## TASKS TO CARRY OUT:
a: Translate this sentence from the Pokémon review into Spanish: "The fully polygon-based backgrounds are stunning."
b: Write out the stretch of the Pokémon review from "I’m not going" through "and the battles.", word for word.

## SELECTED TEXT:
--- START ---
I’m not going to even try to list all the ways that Game Freak polished up the Pokémon formula. That would lead to a laundry list of epic proportions. From basic menus to fonts to in-game shopping, everything about the game has been tweaked for the better. Instead of getting into all that, I’ll touch on the three areas that show the most drastic improvements: the environment, the story, and the battles.
The fully polygon-based backgrounds are stunning. There is so much going on with them; little animations and flourishes that don’t necessarily jump out at you, but work to make the whole experience feel much more cared about. The soundtrack is also much more dynamic, and will change on the fly for a variety of reasons. For example, the second or third town you enter has a rather sparse soundtrack, until you meet an in-game drummer and guitar player. Talk to them, and they’ll start to play their instruments along to the music. It sounds like a little thing, but enough of these little moments added together really makes the world you’re looking into through your DS screen feel like a real place.
More eye-opening are the new dynamic camera angles. Depending on where you’re going and what you’re doing, the camera will act accordingly to help express the moment. It may swing behind your back to emphasize that you are moving through a three-dimensional space, or pan out for a sweeping “crane shot” to emphasize the distance you have to cross, or zoom in for a dramatic close-up when a serious Poké-moment is about to go down. These camera moves don’t happen all the time, but that only makes it more dramatic and evocative when they do. There is one area where all you have to do is ride your bike across a bridge for about a minute (albeit a huge bridge, on the way to a city that greatly resembles Manhattan). There are no battles, little dialog, and no need to explore, yet because of the camera work, it’s one of the most memorable parts of the game that I’ve seen yet.
--- END ---
## DATASET EXCERPT:
--- START ---
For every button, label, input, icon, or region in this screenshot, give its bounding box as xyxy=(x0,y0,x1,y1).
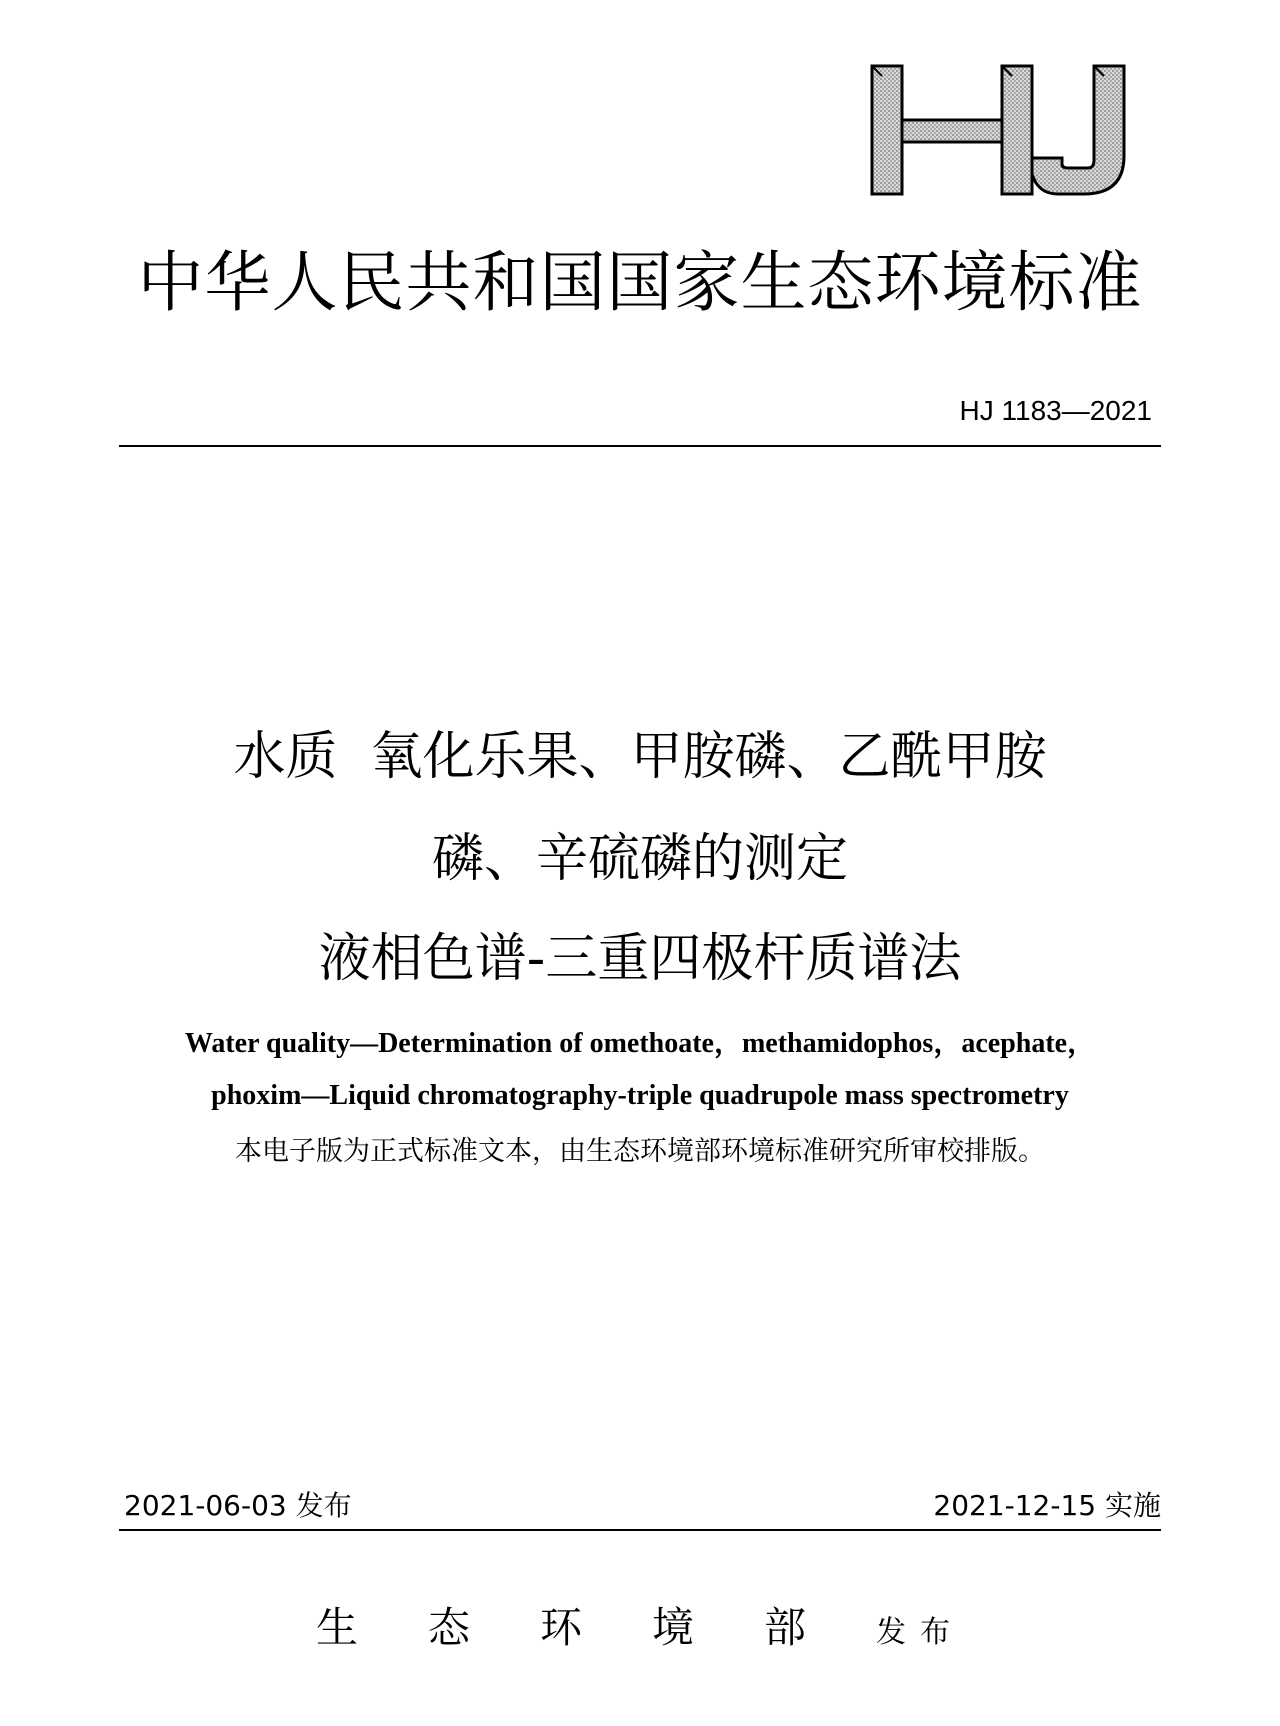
--- END ---
## RESPONSE LIST:
a: Los fondos completamente poligonales son impresionantes.

b:
I’m not going to even try to list all the ways that Game Freak polished up the Pokémon formula. That would lead to a laundry list of epic proportions. From basic menus to fonts to in-game shopping, everything about the game has been tweaked for the better. Instead of getting into all that, I’ll touch on the three areas that show the most drastic improvements: the environment, the story, and the battles.